• **Available records**

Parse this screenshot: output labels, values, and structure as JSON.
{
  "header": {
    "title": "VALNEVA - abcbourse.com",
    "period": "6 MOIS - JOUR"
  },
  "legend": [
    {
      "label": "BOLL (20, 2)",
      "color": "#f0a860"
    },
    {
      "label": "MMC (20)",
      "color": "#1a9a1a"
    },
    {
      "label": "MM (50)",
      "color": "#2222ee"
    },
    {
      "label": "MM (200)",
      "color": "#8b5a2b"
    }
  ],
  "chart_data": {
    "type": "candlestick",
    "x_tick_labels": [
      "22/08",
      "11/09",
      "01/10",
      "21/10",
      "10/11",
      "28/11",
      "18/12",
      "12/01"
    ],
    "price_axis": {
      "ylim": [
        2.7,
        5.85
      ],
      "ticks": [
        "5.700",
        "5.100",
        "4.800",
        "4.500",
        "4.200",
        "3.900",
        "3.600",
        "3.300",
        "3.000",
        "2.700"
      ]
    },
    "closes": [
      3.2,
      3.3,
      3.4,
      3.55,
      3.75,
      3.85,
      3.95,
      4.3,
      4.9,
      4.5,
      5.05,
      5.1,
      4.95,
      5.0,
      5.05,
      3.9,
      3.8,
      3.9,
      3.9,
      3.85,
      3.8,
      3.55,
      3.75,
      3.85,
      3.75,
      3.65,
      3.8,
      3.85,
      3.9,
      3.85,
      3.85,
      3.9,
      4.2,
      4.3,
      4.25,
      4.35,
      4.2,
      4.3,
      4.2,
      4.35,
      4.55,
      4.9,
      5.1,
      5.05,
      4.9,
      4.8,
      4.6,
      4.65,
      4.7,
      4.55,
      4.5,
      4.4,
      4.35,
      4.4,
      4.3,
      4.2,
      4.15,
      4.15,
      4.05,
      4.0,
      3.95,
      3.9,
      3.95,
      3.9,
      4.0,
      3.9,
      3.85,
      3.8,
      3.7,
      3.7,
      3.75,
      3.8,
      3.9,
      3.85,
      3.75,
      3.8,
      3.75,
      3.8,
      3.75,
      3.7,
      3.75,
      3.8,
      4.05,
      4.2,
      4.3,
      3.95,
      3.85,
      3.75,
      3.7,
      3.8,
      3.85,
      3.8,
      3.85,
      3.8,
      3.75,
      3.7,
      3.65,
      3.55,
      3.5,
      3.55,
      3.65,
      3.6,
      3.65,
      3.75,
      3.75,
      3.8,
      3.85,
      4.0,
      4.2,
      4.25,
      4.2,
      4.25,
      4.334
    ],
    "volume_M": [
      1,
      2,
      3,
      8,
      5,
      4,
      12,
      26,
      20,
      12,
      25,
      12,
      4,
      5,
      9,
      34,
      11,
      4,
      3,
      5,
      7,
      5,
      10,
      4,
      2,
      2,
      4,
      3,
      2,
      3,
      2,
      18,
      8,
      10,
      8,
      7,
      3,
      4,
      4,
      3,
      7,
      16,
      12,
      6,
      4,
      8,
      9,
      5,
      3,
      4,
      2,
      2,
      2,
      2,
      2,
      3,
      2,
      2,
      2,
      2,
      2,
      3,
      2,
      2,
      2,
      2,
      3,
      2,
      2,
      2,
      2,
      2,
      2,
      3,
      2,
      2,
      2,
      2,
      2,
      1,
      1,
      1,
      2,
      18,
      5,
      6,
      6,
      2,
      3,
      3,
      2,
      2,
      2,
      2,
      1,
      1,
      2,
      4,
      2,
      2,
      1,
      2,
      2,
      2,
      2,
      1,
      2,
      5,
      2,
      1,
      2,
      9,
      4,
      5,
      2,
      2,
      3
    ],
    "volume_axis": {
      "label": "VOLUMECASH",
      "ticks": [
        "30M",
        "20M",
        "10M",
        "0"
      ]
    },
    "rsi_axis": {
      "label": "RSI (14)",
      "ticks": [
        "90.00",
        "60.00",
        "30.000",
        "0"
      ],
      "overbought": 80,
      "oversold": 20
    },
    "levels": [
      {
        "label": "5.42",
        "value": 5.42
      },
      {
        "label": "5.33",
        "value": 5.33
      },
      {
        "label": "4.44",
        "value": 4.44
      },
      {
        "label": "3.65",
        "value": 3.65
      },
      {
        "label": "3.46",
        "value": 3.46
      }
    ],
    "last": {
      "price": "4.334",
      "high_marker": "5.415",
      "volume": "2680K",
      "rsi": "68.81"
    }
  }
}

• **What you need to do**
The records above must be repeated exactly, every one of them.

• **Completed task**
Parse this screenshot: output labels, values, and structure as JSON.
{
  "header": {
    "title": "VALNEVA - abcbourse.com",
    "period": "6 MOIS - JOUR"
  },
  "legend": [
    {
      "label": "BOLL (20, 2)",
      "color": "#f0a860"
    },
    {
      "label": "MMC (20)",
      "color": "#1a9a1a"
    },
    {
      "label": "MM (50)",
      "color": "#2222ee"
    },
    {
      "label": "MM (200)",
      "color": "#8b5a2b"
    }
  ],
  "chart_data": {
    "type": "candlestick",
    "x_tick_labels": [
      "22/08",
      "11/09",
      "01/10",
      "21/10",
      "10/11",
      "28/11",
      "18/12",
      "12/01"
    ],
    "price_axis": {
      "ylim": [
        2.7,
        5.85
      ],
      "ticks": [
        "5.700",
        "5.100",
        "4.800",
        "4.500",
        "4.200",
        "3.900",
        "3.600",
        "3.300",
        "3.000",
        "2.700"
      ]
    },
    "closes": [
      3.2,
      3.3,
      3.4,
      3.55,
      3.75,
      3.85,
      3.95,
      4.3,
      4.9,
      4.5,
      5.05,
      5.1,
      4.95,
      5.0,
      5.05,
      3.9,
      3.8,
      3.9,
      3.9,
      3.85,
      3.8,
      3.55,
      3.75,
      3.85,
      3.75,
      3.65,
      3.8,
      3.85,
      3.9,
      3.85,
      3.85,
      3.9,
      4.2,
      4.3,
      4.25,
      4.35,
      4.2,
      4.3,
      4.2,
      4.35,
      4.55,
      4.9,
      5.1,
      5.05,
      4.9,
      4.8,
      4.6,
      4.65,
      4.7,
      4.55,
      4.5,
      4.4,
      4.35,
      4.4,
      4.3,
      4.2,
      4.15,
      4.15,
      4.05,
      4.0,
      3.95,
      3.9,
      3.95,
      3.9,
      4.0,
      3.9,
      3.85,
      3.8,
      3.7,
      3.7,
      3.75,
      3.8,
      3.9,
      3.85,
      3.75,
      3.8,
      3.75,
      3.8,
      3.75,
      3.7,
      3.75,
      3.8,
      4.05,
      4.2,
      4.3,
      3.95,
      3.85,
      3.75,
      3.7,
      3.8,
      3.85,
      3.8,
      3.85,
      3.8,
      3.75,
      3.7,
      3.65,
      3.55,
      3.5,
      3.55,
      3.65,
      3.6,
      3.65,
      3.75,
      3.75,
      3.8,
      3.85,
      4.0,
      4.2,
      4.25,
      4.2,
      4.25,
      4.334
    ],
    "volume_M": [
      1,
      2,
      3,
      8,
      5,
      4,
      12,
      26,
      20,
      12,
      25,
      12,
      4,
      5,
      9,
      34,
      11,
      4,
      3,
      5,
      7,
      5,
      10,
      4,
      2,
      2,
      4,
      3,
      2,
      3,
      2,
      18,
      8,
      10,
      8,
      7,
      3,
      4,
      4,
      3,
      7,
      16,
      12,
      6,
      4,
      8,
      9,
      5,
      3,
      4,
      2,
      2,
      2,
      2,
      2,
      3,
      2,
      2,
      2,
      2,
      2,
      3,
      2,
      2,
      2,
      2,
      3,
      2,
      2,
      2,
      2,
      2,
      2,
      3,
      2,
      2,
      2,
      2,
      2,
      1,
      1,
      1,
      2,
      18,
      5,
      6,
      6,
      2,
      3,
      3,
      2,
      2,
      2,
      2,
      1,
      1,
      2,
      4,
      2,
      2,
      1,
      2,
      2,
      2,
      2,
      1,
      2,
      5,
      2,
      1,
      2,
      9,
      4,
      5,
      2,
      2,
      3
    ],
    "volume_axis": {
      "label": "VOLUMECASH",
      "ticks": [
        "30M",
        "20M",
        "10M",
        "0"
      ]
    },
    "rsi_axis": {
      "label": "RSI (14)",
      "ticks": [
        "90.00",
        "60.00",
        "30.000",
        "0"
      ],
      "overbought": 80,
      "oversold": 20
    },
    "levels": [
      {
        "label": "5.42",
        "value": 5.42
      },
      {
        "label": "5.33",
        "value": 5.33
      },
      {
        "label": "4.44",
        "value": 4.44
      },
      {
        "label": "3.65",
        "value": 3.65
      },
      {
        "label": "3.46",
        "value": 3.46
      }
    ],
    "last": {
      "price": "4.334",
      "high_marker": "5.415",
      "volume": "2680K",
      "rsi": "68.81"
    }
  }
}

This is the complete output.